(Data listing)

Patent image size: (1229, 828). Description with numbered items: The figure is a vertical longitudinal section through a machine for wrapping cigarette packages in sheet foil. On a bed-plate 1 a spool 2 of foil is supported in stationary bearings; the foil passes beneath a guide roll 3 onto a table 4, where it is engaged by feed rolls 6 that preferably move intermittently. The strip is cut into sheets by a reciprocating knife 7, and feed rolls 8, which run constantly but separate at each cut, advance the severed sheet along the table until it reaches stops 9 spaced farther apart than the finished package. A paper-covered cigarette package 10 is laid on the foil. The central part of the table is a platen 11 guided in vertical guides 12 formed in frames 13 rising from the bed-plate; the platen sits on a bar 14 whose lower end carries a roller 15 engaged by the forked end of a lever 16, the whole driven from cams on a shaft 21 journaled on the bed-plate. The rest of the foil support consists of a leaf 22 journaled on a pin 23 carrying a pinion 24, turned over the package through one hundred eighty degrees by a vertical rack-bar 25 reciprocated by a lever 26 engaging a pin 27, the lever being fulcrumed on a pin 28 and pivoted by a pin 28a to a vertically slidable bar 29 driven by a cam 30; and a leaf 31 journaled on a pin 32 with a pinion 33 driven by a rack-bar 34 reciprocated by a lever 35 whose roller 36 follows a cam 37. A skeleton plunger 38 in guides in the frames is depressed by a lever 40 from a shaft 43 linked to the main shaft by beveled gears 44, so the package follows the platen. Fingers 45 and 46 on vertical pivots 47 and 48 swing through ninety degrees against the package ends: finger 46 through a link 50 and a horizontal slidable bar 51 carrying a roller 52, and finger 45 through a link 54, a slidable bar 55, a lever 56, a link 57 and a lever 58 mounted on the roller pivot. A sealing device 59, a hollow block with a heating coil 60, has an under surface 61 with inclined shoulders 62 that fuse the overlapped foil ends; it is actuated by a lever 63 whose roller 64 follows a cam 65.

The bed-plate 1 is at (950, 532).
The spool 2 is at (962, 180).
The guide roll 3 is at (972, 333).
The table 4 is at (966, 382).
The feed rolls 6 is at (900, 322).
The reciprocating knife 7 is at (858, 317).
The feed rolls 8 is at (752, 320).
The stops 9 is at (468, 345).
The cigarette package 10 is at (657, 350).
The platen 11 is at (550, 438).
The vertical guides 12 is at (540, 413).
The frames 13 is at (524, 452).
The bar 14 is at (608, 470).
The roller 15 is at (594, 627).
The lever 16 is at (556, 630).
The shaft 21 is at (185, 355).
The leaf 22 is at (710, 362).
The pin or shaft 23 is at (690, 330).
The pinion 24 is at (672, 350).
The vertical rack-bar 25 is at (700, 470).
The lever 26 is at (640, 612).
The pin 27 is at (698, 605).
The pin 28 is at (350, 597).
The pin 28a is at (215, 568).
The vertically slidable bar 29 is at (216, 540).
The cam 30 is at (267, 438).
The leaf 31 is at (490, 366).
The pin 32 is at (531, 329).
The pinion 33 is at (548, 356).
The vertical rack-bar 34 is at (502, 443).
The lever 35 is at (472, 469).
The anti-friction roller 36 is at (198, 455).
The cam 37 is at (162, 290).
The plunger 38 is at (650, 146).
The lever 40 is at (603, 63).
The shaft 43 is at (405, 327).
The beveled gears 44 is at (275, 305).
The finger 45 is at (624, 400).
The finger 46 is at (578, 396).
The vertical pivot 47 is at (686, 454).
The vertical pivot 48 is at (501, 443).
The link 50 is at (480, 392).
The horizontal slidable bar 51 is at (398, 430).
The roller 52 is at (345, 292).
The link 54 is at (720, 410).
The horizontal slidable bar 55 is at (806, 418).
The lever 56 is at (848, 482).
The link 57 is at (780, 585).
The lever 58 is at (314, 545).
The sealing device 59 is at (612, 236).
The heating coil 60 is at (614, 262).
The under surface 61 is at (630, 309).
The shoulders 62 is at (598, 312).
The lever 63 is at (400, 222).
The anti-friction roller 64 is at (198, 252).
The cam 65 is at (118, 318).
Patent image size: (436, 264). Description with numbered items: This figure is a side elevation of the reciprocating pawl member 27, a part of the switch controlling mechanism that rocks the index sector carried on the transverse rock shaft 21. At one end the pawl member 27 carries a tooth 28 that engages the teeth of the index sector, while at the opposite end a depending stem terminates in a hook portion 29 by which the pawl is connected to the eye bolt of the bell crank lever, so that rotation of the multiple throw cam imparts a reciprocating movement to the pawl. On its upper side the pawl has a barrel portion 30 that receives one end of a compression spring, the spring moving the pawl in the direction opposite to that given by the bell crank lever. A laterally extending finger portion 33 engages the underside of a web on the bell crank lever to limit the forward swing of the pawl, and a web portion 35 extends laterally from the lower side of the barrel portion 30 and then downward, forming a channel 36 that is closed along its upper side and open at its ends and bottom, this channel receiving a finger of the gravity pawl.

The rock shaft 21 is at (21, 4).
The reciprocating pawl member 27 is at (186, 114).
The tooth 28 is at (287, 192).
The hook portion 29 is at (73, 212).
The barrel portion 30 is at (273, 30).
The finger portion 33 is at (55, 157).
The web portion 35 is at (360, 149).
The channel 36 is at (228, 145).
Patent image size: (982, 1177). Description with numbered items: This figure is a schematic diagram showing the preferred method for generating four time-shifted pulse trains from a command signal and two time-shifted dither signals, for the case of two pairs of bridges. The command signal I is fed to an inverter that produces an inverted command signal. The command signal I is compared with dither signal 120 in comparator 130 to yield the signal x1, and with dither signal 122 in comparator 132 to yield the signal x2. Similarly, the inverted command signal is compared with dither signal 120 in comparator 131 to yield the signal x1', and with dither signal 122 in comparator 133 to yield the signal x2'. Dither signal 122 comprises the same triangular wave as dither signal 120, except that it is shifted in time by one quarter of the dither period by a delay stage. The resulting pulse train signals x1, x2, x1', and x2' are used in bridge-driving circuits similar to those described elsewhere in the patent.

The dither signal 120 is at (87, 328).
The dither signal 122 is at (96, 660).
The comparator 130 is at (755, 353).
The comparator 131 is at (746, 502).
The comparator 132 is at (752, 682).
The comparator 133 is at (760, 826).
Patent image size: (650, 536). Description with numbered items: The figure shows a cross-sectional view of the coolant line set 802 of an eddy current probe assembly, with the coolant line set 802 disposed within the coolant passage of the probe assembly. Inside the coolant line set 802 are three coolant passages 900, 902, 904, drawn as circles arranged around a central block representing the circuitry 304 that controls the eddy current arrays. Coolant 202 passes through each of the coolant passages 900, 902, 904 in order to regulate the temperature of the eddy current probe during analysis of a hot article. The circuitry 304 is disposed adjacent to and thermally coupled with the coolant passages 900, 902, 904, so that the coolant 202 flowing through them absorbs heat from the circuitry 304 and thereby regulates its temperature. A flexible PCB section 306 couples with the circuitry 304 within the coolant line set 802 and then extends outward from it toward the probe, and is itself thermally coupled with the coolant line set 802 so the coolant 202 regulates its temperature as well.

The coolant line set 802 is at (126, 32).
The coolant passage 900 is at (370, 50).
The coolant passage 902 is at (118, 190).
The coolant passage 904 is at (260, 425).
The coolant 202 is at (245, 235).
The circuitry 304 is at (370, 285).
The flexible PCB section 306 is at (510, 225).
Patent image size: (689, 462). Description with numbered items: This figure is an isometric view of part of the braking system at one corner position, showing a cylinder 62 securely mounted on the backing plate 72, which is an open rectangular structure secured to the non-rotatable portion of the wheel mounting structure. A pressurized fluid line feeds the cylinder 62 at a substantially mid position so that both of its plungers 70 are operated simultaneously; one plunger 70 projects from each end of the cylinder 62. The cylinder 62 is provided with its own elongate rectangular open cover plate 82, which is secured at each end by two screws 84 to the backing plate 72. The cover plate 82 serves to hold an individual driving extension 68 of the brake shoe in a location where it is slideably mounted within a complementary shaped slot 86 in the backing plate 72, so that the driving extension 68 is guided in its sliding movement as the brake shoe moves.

Written task: Copy out the data above in full, substituting "Numbered description" for every "Description with numbered items" and leaving all else unchanged.

Expected answer:
Patent image size: (1229, 828). Numbered description: The figure is a vertical longitudinal section through a machine for wrapping cigarette packages in sheet foil. On a bed-plate 1 a spool 2 of foil is supported in stationary bearings; the foil passes beneath a guide roll 3 onto a table 4, where it is engaged by feed rolls 6 that preferably move intermittently. The strip is cut into sheets by a reciprocating knife 7, and feed rolls 8, which run constantly but separate at each cut, advance the severed sheet along the table until it reaches stops 9 spaced farther apart than the finished package. A paper-covered cigarette package 10 is laid on the foil. The central part of the table is a platen 11 guided in vertical guides 12 formed in frames 13 rising from the bed-plate; the platen sits on a bar 14 whose lower end carries a roller 15 engaged by the forked end of a lever 16, the whole driven from cams on a shaft 21 journaled on the bed-plate. The rest of the foil support consists of a leaf 22 journaled on a pin 23 carrying a pinion 24, turned over the package through one hundred eighty degrees by a vertical rack-bar 25 reciprocated by a lever 26 engaging a pin 27, the lever being fulcrumed on a pin 28 and pivoted by a pin 28a to a vertically slidable bar 29 driven by a cam 30; and a leaf 31 journaled on a pin 32 with a pinion 33 driven by a rack-bar 34 reciprocated by a lever 35 whose roller 36 follows a cam 37. A skeleton plunger 38 in guides in the frames is depressed by a lever 40 from a shaft 43 linked to the main shaft by beveled gears 44, so the package follows the platen. Fingers 45 and 46 on vertical pivots 47 and 48 swing through ninety degrees against the package ends: finger 46 through a link 50 and a horizontal slidable bar 51 carrying a roller 52, and finger 45 through a link 54, a slidable bar 55, a lever 56, a link 57 and a lever 58 mounted on the roller pivot. A sealing device 59, a hollow block with a heating coil 60, has an under surface 61 with inclined shoulders 62 that fuse the overlapped foil ends; it is actuated by a lever 63 whose roller 64 follows a cam 65.

The bed-plate 1 is at (950, 532).
The spool 2 is at (962, 180).
The guide roll 3 is at (972, 333).
The table 4 is at (966, 382).
The feed rolls 6 is at (900, 322).
The reciprocating knife 7 is at (858, 317).
The feed rolls 8 is at (752, 320).
The stops 9 is at (468, 345).
The cigarette package 10 is at (657, 350).
The platen 11 is at (550, 438).
The vertical guides 12 is at (540, 413).
The frames 13 is at (524, 452).
The bar 14 is at (608, 470).
The roller 15 is at (594, 627).
The lever 16 is at (556, 630).
The shaft 21 is at (185, 355).
The leaf 22 is at (710, 362).
The pin or shaft 23 is at (690, 330).
The pinion 24 is at (672, 350).
The vertical rack-bar 25 is at (700, 470).
The lever 26 is at (640, 612).
The pin 27 is at (698, 605).
The pin 28 is at (350, 597).
The pin 28a is at (215, 568).
The vertically slidable bar 29 is at (216, 540).
The cam 30 is at (267, 438).
The leaf 31 is at (490, 366).
The pin 32 is at (531, 329).
The pinion 33 is at (548, 356).
The vertical rack-bar 34 is at (502, 443).
The lever 35 is at (472, 469).
The anti-friction roller 36 is at (198, 455).
The cam 37 is at (162, 290).
The plunger 38 is at (650, 146).
The lever 40 is at (603, 63).
The shaft 43 is at (405, 327).
The beveled gears 44 is at (275, 305).
The finger 45 is at (624, 400).
The finger 46 is at (578, 396).
The vertical pivot 47 is at (686, 454).
The vertical pivot 48 is at (501, 443).
The link 50 is at (480, 392).
The horizontal slidable bar 51 is at (398, 430).
The roller 52 is at (345, 292).
The link 54 is at (720, 410).
The horizontal slidable bar 55 is at (806, 418).
The lever 56 is at (848, 482).
The link 57 is at (780, 585).
The lever 58 is at (314, 545).
The sealing device 59 is at (612, 236).
The heating coil 60 is at (614, 262).
The under surface 61 is at (630, 309).
The shoulders 62 is at (598, 312).
The lever 63 is at (400, 222).
The anti-friction roller 64 is at (198, 252).
The cam 65 is at (118, 318).
Patent image size: (436, 264). Numbered description: This figure is a side elevation of the reciprocating pawl member 27, a part of the switch controlling mechanism that rocks the index sector carried on the transverse rock shaft 21. At one end the pawl member 27 carries a tooth 28 that engages the teeth of the index sector, while at the opposite end a depending stem terminates in a hook portion 29 by which the pawl is connected to the eye bolt of the bell crank lever, so that rotation of the multiple throw cam imparts a reciprocating movement to the pawl. On its upper side the pawl has a barrel portion 30 that receives one end of a compression spring, the spring moving the pawl in the direction opposite to that given by the bell crank lever. A laterally extending finger portion 33 engages the underside of a web on the bell crank lever to limit the forward swing of the pawl, and a web portion 35 extends laterally from the lower side of the barrel portion 30 and then downward, forming a channel 36 that is closed along its upper side and open at its ends and bottom, this channel receiving a finger of the gravity pawl.

The rock shaft 21 is at (21, 4).
The reciprocating pawl member 27 is at (186, 114).
The tooth 28 is at (287, 192).
The hook portion 29 is at (73, 212).
The barrel portion 30 is at (273, 30).
The finger portion 33 is at (55, 157).
The web portion 35 is at (360, 149).
The channel 36 is at (228, 145).
Patent image size: (982, 1177). Numbered description: This figure is a schematic diagram showing the preferred method for generating four time-shifted pulse trains from a command signal and two time-shifted dither signals, for the case of two pairs of bridges. The command signal I is fed to an inverter that produces an inverted command signal. The command signal I is compared with dither signal 120 in comparator 130 to yield the signal x1, and with dither signal 122 in comparator 132 to yield the signal x2. Similarly, the inverted command signal is compared with dither signal 120 in comparator 131 to yield the signal x1', and with dither signal 122 in comparator 133 to yield the signal x2'. Dither signal 122 comprises the same triangular wave as dither signal 120, except that it is shifted in time by one quarter of the dither period by a delay stage. The resulting pulse train signals x1, x2, x1', and x2' are used in bridge-driving circuits similar to those described elsewhere in the patent.

The dither signal 120 is at (87, 328).
The dither signal 122 is at (96, 660).
The comparator 130 is at (755, 353).
The comparator 131 is at (746, 502).
The comparator 132 is at (752, 682).
The comparator 133 is at (760, 826).
Patent image size: (650, 536). Numbered description: The figure shows a cross-sectional view of the coolant line set 802 of an eddy current probe assembly, with the coolant line set 802 disposed within the coolant passage of the probe assembly. Inside the coolant line set 802 are three coolant passages 900, 902, 904, drawn as circles arranged around a central block representing the circuitry 304 that controls the eddy current arrays. Coolant 202 passes through each of the coolant passages 900, 902, 904 in order to regulate the temperature of the eddy current probe during analysis of a hot article. The circuitry 304 is disposed adjacent to and thermally coupled with the coolant passages 900, 902, 904, so that the coolant 202 flowing through them absorbs heat from the circuitry 304 and thereby regulates its temperature. A flexible PCB section 306 couples with the circuitry 304 within the coolant line set 802 and then extends outward from it toward the probe, and is itself thermally coupled with the coolant line set 802 so the coolant 202 regulates its temperature as well.

The coolant line set 802 is at (126, 32).
The coolant passage 900 is at (370, 50).
The coolant passage 902 is at (118, 190).
The coolant passage 904 is at (260, 425).
The coolant 202 is at (245, 235).
The circuitry 304 is at (370, 285).
The flexible PCB section 306 is at (510, 225).
Patent image size: (689, 462). Numbered description: This figure is an isometric view of part of the braking system at one corner position, showing a cylinder 62 securely mounted on the backing plate 72, which is an open rectangular structure secured to the non-rotatable portion of the wheel mounting structure. A pressurized fluid line feeds the cylinder 62 at a substantially mid position so that both of its plungers 70 are operated simultaneously; one plunger 70 projects from each end of the cylinder 62. The cylinder 62 is provided with its own elongate rectangular open cover plate 82, which is secured at each end by two screws 84 to the backing plate 72. The cover plate 82 serves to hold an individual driving extension 68 of the brake shoe in a location where it is slideably mounted within a complementary shaped slot 86 in the backing plate 72, so that the driving extension 68 is guided in its sliding movement as the brake shoe moves.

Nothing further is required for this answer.